Given instruction:
Revise the listing below so that "annotation-arrow" becomes "callout-arrow" wherever it occurs, and leave every other line unchanged.

Data:
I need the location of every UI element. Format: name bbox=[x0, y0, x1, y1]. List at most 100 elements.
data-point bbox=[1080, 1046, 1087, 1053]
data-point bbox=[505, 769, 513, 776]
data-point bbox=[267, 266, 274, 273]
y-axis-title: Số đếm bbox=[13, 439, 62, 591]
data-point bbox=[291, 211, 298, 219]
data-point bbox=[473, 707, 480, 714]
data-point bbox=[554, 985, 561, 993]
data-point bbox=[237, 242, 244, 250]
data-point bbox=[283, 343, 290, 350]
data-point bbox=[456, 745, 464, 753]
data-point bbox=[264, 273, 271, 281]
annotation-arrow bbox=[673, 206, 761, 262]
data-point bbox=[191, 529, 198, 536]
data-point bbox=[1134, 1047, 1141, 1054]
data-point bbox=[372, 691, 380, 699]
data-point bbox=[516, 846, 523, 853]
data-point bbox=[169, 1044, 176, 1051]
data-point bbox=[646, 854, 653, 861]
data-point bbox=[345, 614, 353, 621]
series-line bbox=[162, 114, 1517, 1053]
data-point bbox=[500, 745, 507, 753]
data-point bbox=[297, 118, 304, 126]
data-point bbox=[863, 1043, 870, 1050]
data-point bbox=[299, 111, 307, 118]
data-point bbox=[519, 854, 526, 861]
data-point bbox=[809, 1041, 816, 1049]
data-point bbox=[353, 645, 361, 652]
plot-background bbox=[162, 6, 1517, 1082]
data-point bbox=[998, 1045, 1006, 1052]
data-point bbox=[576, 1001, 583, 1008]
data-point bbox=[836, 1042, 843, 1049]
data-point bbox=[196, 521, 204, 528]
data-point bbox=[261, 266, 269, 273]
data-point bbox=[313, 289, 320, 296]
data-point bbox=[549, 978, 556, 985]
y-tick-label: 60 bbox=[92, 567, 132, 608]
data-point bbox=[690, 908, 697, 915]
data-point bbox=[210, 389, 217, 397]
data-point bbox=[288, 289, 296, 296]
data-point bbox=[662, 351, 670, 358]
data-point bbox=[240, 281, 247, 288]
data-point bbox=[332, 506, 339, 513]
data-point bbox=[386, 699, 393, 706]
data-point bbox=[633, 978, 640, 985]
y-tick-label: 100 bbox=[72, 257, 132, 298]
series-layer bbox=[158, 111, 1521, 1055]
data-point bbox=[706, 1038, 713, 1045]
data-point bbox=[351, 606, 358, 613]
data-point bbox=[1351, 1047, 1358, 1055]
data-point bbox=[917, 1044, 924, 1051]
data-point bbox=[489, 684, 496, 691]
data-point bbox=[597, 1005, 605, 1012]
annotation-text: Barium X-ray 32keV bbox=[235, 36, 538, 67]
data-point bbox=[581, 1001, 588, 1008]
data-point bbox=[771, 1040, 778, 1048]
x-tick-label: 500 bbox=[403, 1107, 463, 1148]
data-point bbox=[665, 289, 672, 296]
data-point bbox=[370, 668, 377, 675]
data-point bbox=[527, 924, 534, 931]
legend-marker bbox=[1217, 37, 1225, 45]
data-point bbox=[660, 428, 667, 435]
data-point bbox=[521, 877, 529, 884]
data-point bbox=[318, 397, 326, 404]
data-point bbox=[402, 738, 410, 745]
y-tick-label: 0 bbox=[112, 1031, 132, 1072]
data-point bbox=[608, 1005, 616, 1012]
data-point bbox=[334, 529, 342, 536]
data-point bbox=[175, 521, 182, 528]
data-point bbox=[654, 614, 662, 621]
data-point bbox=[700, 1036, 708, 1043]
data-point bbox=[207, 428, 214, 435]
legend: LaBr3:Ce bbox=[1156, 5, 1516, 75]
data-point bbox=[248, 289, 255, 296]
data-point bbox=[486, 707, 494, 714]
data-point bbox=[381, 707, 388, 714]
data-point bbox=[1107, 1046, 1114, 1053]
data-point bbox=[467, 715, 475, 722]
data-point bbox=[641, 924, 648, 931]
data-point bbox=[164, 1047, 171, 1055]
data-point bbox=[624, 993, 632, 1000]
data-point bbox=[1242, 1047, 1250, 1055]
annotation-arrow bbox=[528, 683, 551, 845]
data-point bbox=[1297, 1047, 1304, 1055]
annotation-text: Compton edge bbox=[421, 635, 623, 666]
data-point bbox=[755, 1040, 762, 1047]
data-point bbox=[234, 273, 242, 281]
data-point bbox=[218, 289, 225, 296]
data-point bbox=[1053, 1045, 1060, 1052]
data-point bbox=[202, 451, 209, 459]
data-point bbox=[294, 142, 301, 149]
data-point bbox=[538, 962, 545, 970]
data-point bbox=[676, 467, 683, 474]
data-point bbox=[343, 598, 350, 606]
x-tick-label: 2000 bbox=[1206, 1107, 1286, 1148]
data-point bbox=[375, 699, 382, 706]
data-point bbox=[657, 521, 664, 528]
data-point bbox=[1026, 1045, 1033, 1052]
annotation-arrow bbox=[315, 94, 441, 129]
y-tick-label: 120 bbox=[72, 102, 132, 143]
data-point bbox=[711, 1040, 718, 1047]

Answer to the problem:
I need the location of every UI element. Format: name bbox=[x0, y0, x1, y1]. List at most 100 elements.
data-point bbox=[1080, 1046, 1087, 1053]
data-point bbox=[505, 769, 513, 776]
data-point bbox=[267, 266, 274, 273]
y-axis-title: Số đếm bbox=[13, 439, 62, 591]
data-point bbox=[291, 211, 298, 219]
data-point bbox=[473, 707, 480, 714]
data-point bbox=[554, 985, 561, 993]
data-point bbox=[237, 242, 244, 250]
data-point bbox=[283, 343, 290, 350]
data-point bbox=[456, 745, 464, 753]
data-point bbox=[264, 273, 271, 281]
callout-arrow bbox=[673, 206, 761, 262]
data-point bbox=[191, 529, 198, 536]
data-point bbox=[1134, 1047, 1141, 1054]
data-point bbox=[372, 691, 380, 699]
data-point bbox=[516, 846, 523, 853]
data-point bbox=[169, 1044, 176, 1051]
data-point bbox=[646, 854, 653, 861]
data-point bbox=[345, 614, 353, 621]
series-line bbox=[162, 114, 1517, 1053]
data-point bbox=[500, 745, 507, 753]
data-point bbox=[297, 118, 304, 126]
data-point bbox=[863, 1043, 870, 1050]
data-point bbox=[299, 111, 307, 118]
data-point bbox=[519, 854, 526, 861]
data-point bbox=[809, 1041, 816, 1049]
data-point bbox=[353, 645, 361, 652]
plot-background bbox=[162, 6, 1517, 1082]
data-point bbox=[998, 1045, 1006, 1052]
data-point bbox=[576, 1001, 583, 1008]
data-point bbox=[836, 1042, 843, 1049]
data-point bbox=[196, 521, 204, 528]
data-point bbox=[261, 266, 269, 273]
data-point bbox=[313, 289, 320, 296]
data-point bbox=[549, 978, 556, 985]
y-tick-label: 60 bbox=[92, 567, 132, 608]
data-point bbox=[690, 908, 697, 915]
data-point bbox=[210, 389, 217, 397]
data-point bbox=[288, 289, 296, 296]
data-point bbox=[662, 351, 670, 358]
data-point bbox=[240, 281, 247, 288]
data-point bbox=[332, 506, 339, 513]
data-point bbox=[386, 699, 393, 706]
data-point bbox=[633, 978, 640, 985]
y-tick-label: 100 bbox=[72, 257, 132, 298]
series-layer bbox=[158, 111, 1521, 1055]
data-point bbox=[706, 1038, 713, 1045]
data-point bbox=[351, 606, 358, 613]
data-point bbox=[1351, 1047, 1358, 1055]
data-point bbox=[917, 1044, 924, 1051]
data-point bbox=[489, 684, 496, 691]
data-point bbox=[597, 1005, 605, 1012]
annotation-text: Barium X-ray 32keV bbox=[235, 36, 538, 67]
data-point bbox=[581, 1001, 588, 1008]
data-point bbox=[771, 1040, 778, 1048]
x-tick-label: 500 bbox=[403, 1107, 463, 1148]
data-point bbox=[665, 289, 672, 296]
data-point bbox=[370, 668, 377, 675]
data-point bbox=[527, 924, 534, 931]
legend-marker bbox=[1217, 37, 1225, 45]
data-point bbox=[660, 428, 667, 435]
data-point bbox=[521, 877, 529, 884]
data-point bbox=[318, 397, 326, 404]
data-point bbox=[402, 738, 410, 745]
y-tick-label: 0 bbox=[112, 1031, 132, 1072]
data-point bbox=[608, 1005, 616, 1012]
data-point bbox=[334, 529, 342, 536]
data-point bbox=[175, 521, 182, 528]
data-point bbox=[654, 614, 662, 621]
data-point bbox=[700, 1036, 708, 1043]
data-point bbox=[207, 428, 214, 435]
legend: LaBr3:Ce bbox=[1156, 5, 1516, 75]
data-point bbox=[248, 289, 255, 296]
data-point bbox=[486, 707, 494, 714]
data-point bbox=[381, 707, 388, 714]
data-point bbox=[1107, 1046, 1114, 1053]
data-point bbox=[467, 715, 475, 722]
data-point bbox=[641, 924, 648, 931]
data-point bbox=[164, 1047, 171, 1055]
data-point bbox=[624, 993, 632, 1000]
data-point bbox=[1242, 1047, 1250, 1055]
callout-arrow bbox=[528, 683, 551, 845]
data-point bbox=[1297, 1047, 1304, 1055]
annotation-text: Compton edge bbox=[421, 635, 623, 666]
data-point bbox=[755, 1040, 762, 1047]
data-point bbox=[234, 273, 242, 281]
data-point bbox=[218, 289, 225, 296]
data-point bbox=[1053, 1045, 1060, 1052]
data-point bbox=[202, 451, 209, 459]
data-point bbox=[294, 142, 301, 149]
data-point bbox=[538, 962, 545, 970]
data-point bbox=[676, 467, 683, 474]
data-point bbox=[343, 598, 350, 606]
x-tick-label: 2000 bbox=[1206, 1107, 1286, 1148]
data-point bbox=[375, 699, 382, 706]
data-point bbox=[657, 521, 664, 528]
data-point bbox=[1026, 1045, 1033, 1052]
callout-arrow bbox=[315, 94, 441, 129]
y-tick-label: 120 bbox=[72, 102, 132, 143]
data-point bbox=[711, 1040, 718, 1047]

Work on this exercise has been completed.